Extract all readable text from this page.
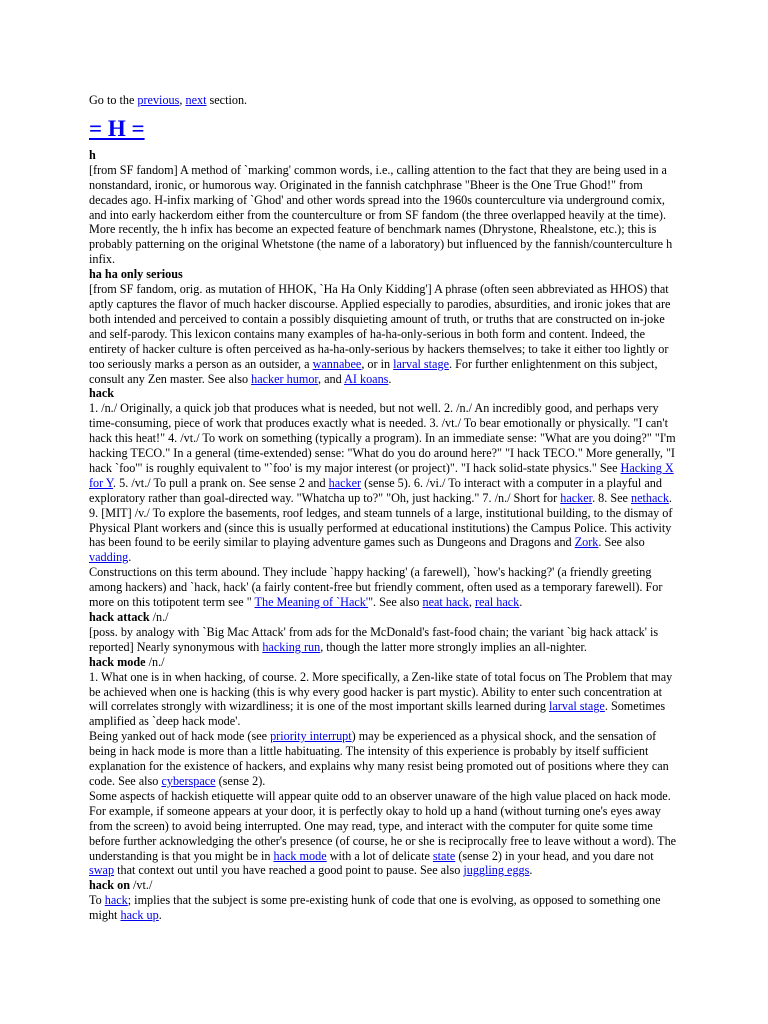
Go to the previous, next section.

= H =

h

[from SF fandom] A method of `marking' common words, i.e., calling attention to the fact that they are being used in a nonstandard, ironic, or humorous way. Originated in the fannish catchphrase "Bheer is the One True Ghod!" from decades ago. H-infix marking of `Ghod' and other words spread into the 1960s counterculture via underground comix, and into early hackerdom either from the counterculture or from SF fandom (the three overlapped heavily at the time). More recently, the h infix has become an expected feature of benchmark names (Dhrystone, Rhealstone, etc.); this is probably patterning on the original Whetstone (the name of a laboratory) but influenced by the fannish/counterculture h infix.

ha ha only serious

[from SF fandom, orig. as mutation of HHOK, `Ha Ha Only Kidding'] A phrase (often seen abbreviated as HHOS) that aptly captures the flavor of much hacker discourse. Applied especially to parodies, absurdities, and ironic jokes that are both intended and perceived to contain a possibly disquieting amount of truth, or truths that are constructed on in-joke and self-parody. This lexicon contains many examples of ha-ha-only-serious in both form and content. Indeed, the entirety of hacker culture is often perceived as ha-ha-only-serious by hackers themselves; to take it either too lightly or too seriously marks a person as an outsider, a wannabee, or in larval stage. For further enlightenment on this subject, consult any Zen master. See also hacker humor, and AI koans.

hack

1. /n./ Originally, a quick job that produces what is needed, but not well. 2. /n./ An incredibly good, and perhaps very time-consuming, piece of work that produces exactly what is needed. 3. /vt./ To bear emotionally or physically. "I can't hack this heat!" 4. /vt./ To work on something (typically a program). In an immediate sense: "What are you doing?" "I'm hacking TECO." In a general (time-extended) sense: "What do you do around here?" "I hack TECO." More generally, "I hack `foo'" is roughly equivalent to "`foo' is my major interest (or project)". "I hack solid-state physics." See Hacking X for Y. 5. /vt./ To pull a prank on. See sense 2 and hacker (sense 5). 6. /vi./ To interact with a computer in a playful and exploratory rather than goal-directed way. "Whatcha up to?" "Oh, just hacking." 7. /n./ Short for hacker. 8. See nethack. 9. [MIT] /v./ To explore the basements, roof ledges, and steam tunnels of a large, institutional building, to the dismay of Physical Plant workers and (since this is usually performed at educational institutions) the Campus Police. This activity has been found to be eerily similar to playing adventure games such as Dungeons and Dragons and Zork. See also vadding.

Constructions on this term abound. They include `happy hacking' (a farewell), `how's hacking?' (a friendly greeting among hackers) and `hack, hack' (a fairly content-free but friendly comment, often used as a temporary farewell). For more on this totipotent term see " The Meaning of `Hack'". See also neat hack, real hack.

hack attack /n./

[poss. by analogy with `Big Mac Attack' from ads for the McDonald's fast-food chain; the variant `big hack attack' is reported] Nearly synonymous with hacking run, though the latter more strongly implies an all-nighter.

hack mode /n./

1. What one is in when hacking, of course. 2. More specifically, a Zen-like state of total focus on The Problem that may be achieved when one is hacking (this is why every good hacker is part mystic). Ability to enter such concentration at will correlates strongly with wizardliness; it is one of the most important skills learned during larval stage. Sometimes amplified as `deep hack mode'.

Being yanked out of hack mode (see priority interrupt) may be experienced as a physical shock, and the sensation of being in hack mode is more than a little habituating. The intensity of this experience is probably by itself sufficient explanation for the existence of hackers, and explains why many resist being promoted out of positions where they can code. See also cyberspace (sense 2).

Some aspects of hackish etiquette will appear quite odd to an observer unaware of the high value placed on hack mode. For example, if someone appears at your door, it is perfectly okay to hold up a hand (without turning one's eyes away from the screen) to avoid being interrupted. One may read, type, and interact with the computer for quite some time before further acknowledging the other's presence (of course, he or she is reciprocally free to leave without a word). The understanding is that you might be in hack mode with a lot of delicate state (sense 2) in your head, and you dare not swap that context out until you have reached a good point to pause. See also juggling eggs.

hack on /vt./

To hack; implies that the subject is some pre-existing hunk of code that one is evolving, as opposed to something one might hack up.
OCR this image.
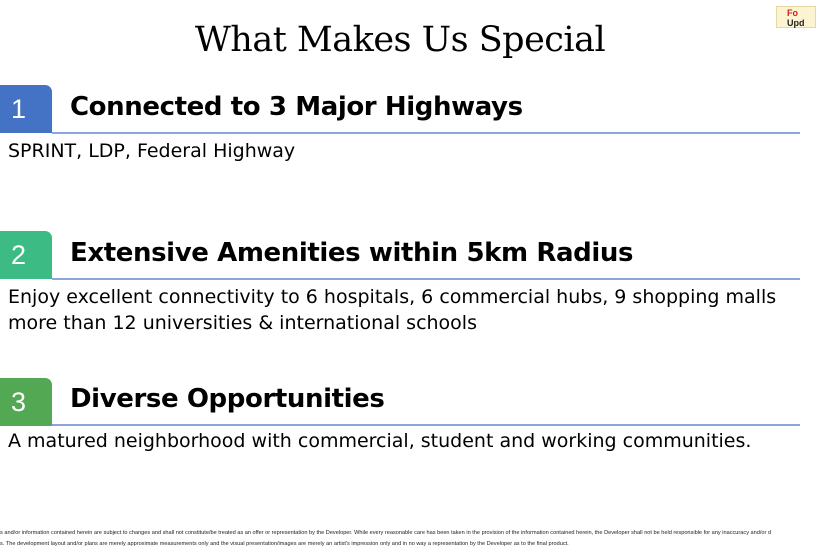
Fo
Upd
What Makes Us Special
1	Connected to 3 Major Highways
SPRINT, LDP, Federal Highway
2	Extensive Amenities within 5km Radius
Enjoy excellent connectivity to 6 hospitals, 6 commercial hubs, 9 shopping malls
more than 12 universities & international schools
3	Diverse Opportunities
A matured neighborhood with commercial, student and working communities.
s and/or information contained herein are subject to changes and shall not constitute/be treated as an offer or representation by the Developer. While every reasonable care has been taken in the provision of the information contained herein, the Developer shall not be held responsible for any inaccuracy and/or d
s. The development layout and/or plans are merely approximate measurements only and the visual presentation/images are merely an artist's impression only and in no way a representation by the Developer as to the final product.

##########

What needs to be done |
Copy each line of the records that contains the word "commercial".

Final answer |
Enjoy excellent connectivity to 6 hospitals, 6 commercial hubs, 9 shopping malls
A matured neighborhood with commercial, student and working communities.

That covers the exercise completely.